▸ SUPPLIED INFORMATION:
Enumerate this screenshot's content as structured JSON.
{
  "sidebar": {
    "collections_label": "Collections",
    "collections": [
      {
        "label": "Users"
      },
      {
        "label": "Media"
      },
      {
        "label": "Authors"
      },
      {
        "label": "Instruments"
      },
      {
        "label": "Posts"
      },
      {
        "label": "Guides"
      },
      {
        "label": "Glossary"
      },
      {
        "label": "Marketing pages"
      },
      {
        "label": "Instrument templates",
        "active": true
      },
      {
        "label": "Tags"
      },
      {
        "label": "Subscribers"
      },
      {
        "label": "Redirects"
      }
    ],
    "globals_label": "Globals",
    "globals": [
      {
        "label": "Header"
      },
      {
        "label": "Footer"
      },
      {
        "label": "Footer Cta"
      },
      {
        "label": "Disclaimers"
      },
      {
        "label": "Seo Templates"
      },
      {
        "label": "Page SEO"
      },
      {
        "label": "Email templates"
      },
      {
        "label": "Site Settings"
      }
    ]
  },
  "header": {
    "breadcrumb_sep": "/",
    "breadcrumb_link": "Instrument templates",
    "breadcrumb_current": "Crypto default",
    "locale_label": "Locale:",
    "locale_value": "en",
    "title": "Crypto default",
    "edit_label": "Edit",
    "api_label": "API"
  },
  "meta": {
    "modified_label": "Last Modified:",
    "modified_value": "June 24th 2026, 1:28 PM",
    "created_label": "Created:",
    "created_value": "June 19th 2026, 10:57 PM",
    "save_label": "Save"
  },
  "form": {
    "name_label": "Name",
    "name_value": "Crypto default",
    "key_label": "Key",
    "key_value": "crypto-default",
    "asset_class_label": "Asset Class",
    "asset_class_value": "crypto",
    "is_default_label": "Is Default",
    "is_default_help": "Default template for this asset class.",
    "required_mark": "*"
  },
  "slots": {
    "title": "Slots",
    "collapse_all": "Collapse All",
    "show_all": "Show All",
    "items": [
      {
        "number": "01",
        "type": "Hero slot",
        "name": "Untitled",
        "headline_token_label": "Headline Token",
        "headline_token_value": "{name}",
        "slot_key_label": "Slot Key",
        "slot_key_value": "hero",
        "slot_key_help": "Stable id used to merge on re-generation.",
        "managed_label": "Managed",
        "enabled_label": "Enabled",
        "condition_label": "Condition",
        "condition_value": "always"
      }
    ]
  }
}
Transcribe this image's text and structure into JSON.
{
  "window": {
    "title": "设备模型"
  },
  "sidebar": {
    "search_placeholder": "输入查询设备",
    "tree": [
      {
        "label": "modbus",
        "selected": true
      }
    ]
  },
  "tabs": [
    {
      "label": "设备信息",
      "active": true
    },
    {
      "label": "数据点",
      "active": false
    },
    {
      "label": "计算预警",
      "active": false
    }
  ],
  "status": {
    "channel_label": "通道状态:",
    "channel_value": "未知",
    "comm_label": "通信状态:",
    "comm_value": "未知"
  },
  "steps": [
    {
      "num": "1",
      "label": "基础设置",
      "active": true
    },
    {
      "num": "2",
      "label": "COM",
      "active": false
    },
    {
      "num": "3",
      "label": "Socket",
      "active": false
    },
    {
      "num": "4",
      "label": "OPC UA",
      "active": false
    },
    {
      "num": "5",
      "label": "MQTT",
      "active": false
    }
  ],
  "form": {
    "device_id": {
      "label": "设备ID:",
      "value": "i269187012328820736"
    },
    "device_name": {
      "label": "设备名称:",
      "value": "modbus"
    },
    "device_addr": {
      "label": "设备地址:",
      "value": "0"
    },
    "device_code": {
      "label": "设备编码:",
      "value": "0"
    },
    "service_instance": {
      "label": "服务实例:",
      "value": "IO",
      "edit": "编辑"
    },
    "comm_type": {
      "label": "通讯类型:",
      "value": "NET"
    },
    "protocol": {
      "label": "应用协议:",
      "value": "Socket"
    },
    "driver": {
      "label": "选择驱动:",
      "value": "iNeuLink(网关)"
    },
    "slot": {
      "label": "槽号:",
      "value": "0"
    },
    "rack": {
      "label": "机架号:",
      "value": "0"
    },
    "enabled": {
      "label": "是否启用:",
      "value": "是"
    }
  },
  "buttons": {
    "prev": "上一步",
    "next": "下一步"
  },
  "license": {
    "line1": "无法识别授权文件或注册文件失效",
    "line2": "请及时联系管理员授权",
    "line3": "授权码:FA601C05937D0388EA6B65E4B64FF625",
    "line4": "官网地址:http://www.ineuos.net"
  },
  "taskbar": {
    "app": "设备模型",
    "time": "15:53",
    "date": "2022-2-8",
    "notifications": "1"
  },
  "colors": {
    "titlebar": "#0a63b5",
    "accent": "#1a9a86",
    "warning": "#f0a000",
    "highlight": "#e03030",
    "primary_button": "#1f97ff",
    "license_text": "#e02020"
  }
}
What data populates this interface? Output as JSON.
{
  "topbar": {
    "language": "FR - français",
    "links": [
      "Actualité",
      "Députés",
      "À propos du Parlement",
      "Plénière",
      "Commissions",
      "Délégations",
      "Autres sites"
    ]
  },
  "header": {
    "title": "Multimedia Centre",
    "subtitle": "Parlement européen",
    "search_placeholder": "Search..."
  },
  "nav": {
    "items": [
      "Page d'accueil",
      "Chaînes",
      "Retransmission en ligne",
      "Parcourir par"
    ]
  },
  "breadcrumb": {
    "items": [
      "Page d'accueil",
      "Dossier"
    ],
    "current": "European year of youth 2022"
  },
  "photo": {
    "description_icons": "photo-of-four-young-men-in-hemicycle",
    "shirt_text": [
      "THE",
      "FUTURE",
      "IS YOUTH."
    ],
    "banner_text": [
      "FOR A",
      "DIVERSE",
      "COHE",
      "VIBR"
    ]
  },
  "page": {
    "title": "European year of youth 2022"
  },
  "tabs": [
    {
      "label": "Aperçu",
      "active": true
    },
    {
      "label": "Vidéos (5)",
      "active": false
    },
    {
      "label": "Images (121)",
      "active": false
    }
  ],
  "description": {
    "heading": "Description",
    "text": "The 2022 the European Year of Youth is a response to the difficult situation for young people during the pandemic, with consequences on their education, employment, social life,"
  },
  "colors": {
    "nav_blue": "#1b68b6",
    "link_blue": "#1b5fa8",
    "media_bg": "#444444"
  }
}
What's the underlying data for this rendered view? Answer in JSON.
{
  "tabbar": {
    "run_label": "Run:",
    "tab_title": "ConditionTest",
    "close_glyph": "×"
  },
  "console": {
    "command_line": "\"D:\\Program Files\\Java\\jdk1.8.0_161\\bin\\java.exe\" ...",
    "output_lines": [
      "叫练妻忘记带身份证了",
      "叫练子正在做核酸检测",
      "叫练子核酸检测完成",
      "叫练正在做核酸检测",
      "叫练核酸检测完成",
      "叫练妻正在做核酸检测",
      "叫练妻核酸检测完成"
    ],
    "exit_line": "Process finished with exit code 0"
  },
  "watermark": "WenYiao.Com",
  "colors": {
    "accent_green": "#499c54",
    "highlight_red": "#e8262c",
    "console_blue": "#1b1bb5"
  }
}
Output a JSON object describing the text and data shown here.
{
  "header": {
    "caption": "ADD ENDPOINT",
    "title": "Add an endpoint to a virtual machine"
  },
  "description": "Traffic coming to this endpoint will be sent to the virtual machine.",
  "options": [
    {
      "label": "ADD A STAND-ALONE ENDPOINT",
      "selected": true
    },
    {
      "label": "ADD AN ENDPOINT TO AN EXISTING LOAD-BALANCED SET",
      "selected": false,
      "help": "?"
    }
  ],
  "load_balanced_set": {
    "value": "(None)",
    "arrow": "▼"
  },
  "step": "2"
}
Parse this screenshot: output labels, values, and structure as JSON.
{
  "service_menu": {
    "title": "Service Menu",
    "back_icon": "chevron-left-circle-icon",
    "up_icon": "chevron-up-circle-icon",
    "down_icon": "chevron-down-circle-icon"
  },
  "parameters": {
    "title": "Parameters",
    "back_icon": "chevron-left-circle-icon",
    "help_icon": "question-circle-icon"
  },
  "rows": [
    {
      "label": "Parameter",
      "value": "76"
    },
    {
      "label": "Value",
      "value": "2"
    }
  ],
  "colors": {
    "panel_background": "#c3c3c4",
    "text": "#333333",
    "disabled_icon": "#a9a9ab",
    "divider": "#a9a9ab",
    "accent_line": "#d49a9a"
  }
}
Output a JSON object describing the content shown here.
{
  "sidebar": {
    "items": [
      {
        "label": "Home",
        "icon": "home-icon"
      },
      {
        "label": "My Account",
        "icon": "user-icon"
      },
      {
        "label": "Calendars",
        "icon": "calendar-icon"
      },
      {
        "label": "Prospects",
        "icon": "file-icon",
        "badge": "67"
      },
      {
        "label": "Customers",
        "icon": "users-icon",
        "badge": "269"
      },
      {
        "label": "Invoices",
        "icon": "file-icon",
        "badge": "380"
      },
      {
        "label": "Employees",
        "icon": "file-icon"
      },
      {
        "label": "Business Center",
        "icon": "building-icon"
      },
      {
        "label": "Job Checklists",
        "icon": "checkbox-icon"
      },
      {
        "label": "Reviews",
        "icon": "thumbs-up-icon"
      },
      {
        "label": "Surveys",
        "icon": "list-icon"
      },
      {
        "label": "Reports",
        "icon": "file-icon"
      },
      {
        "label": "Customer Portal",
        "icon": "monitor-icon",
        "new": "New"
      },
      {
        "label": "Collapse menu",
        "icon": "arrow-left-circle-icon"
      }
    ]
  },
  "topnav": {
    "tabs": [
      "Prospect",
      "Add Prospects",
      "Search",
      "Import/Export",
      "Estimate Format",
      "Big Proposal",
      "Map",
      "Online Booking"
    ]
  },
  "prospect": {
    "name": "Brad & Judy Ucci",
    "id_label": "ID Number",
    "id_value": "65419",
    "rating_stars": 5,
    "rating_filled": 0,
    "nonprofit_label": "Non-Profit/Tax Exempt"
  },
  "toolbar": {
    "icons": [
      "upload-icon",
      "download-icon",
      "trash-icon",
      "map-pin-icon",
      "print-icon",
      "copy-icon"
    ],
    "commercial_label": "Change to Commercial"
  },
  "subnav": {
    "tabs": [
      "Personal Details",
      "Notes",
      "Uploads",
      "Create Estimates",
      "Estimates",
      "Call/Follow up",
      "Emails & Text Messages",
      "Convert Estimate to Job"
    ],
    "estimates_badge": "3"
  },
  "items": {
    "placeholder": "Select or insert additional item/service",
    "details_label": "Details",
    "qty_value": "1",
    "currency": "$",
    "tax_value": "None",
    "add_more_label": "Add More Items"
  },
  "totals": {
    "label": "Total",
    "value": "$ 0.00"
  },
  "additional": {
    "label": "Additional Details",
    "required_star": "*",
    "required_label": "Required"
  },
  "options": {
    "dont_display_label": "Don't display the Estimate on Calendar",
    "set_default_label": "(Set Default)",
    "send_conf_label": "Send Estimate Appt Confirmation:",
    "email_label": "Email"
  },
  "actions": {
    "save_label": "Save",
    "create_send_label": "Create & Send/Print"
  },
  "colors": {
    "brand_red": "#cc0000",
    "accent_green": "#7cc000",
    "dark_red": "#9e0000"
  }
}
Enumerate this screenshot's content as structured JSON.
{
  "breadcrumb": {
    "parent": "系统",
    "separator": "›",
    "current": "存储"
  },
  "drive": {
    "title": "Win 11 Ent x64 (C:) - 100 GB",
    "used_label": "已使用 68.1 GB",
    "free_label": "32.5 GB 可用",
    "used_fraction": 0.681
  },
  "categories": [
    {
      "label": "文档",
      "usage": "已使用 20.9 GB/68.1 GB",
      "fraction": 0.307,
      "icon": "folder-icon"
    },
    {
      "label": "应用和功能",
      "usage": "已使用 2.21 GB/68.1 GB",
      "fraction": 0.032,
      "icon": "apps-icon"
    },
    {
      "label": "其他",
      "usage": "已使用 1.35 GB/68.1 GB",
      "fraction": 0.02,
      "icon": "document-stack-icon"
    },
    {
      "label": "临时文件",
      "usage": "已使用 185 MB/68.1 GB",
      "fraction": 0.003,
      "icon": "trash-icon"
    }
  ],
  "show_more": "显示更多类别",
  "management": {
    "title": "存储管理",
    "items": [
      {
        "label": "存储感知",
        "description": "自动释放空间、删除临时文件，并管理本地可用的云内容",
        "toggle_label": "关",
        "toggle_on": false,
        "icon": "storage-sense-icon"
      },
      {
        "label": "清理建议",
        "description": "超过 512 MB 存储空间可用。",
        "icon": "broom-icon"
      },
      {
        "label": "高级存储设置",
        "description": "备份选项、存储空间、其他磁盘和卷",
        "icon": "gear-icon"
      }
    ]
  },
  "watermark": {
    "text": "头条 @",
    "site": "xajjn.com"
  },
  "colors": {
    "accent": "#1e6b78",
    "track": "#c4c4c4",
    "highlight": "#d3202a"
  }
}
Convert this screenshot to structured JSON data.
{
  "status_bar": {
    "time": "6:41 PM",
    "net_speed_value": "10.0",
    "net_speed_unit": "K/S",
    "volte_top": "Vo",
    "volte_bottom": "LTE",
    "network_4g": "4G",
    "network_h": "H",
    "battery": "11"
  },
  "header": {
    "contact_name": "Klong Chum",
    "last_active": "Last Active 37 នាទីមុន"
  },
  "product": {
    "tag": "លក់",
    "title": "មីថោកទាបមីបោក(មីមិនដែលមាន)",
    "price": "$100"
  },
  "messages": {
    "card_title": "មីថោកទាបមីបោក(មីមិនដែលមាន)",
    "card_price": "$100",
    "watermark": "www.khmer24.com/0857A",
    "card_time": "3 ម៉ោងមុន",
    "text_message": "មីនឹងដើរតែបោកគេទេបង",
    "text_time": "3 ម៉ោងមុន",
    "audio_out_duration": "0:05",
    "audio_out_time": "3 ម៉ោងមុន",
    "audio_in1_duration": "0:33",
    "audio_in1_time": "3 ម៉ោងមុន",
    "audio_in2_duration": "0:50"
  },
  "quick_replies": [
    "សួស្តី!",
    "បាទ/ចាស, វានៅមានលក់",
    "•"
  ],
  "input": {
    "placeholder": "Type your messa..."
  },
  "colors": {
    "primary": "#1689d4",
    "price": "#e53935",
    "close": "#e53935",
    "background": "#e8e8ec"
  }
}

▸ GIVEN EXERCISE: Find how many lines of the entries contain "Details". Respond with the number only.

▸ RIGHT ANSWER: 3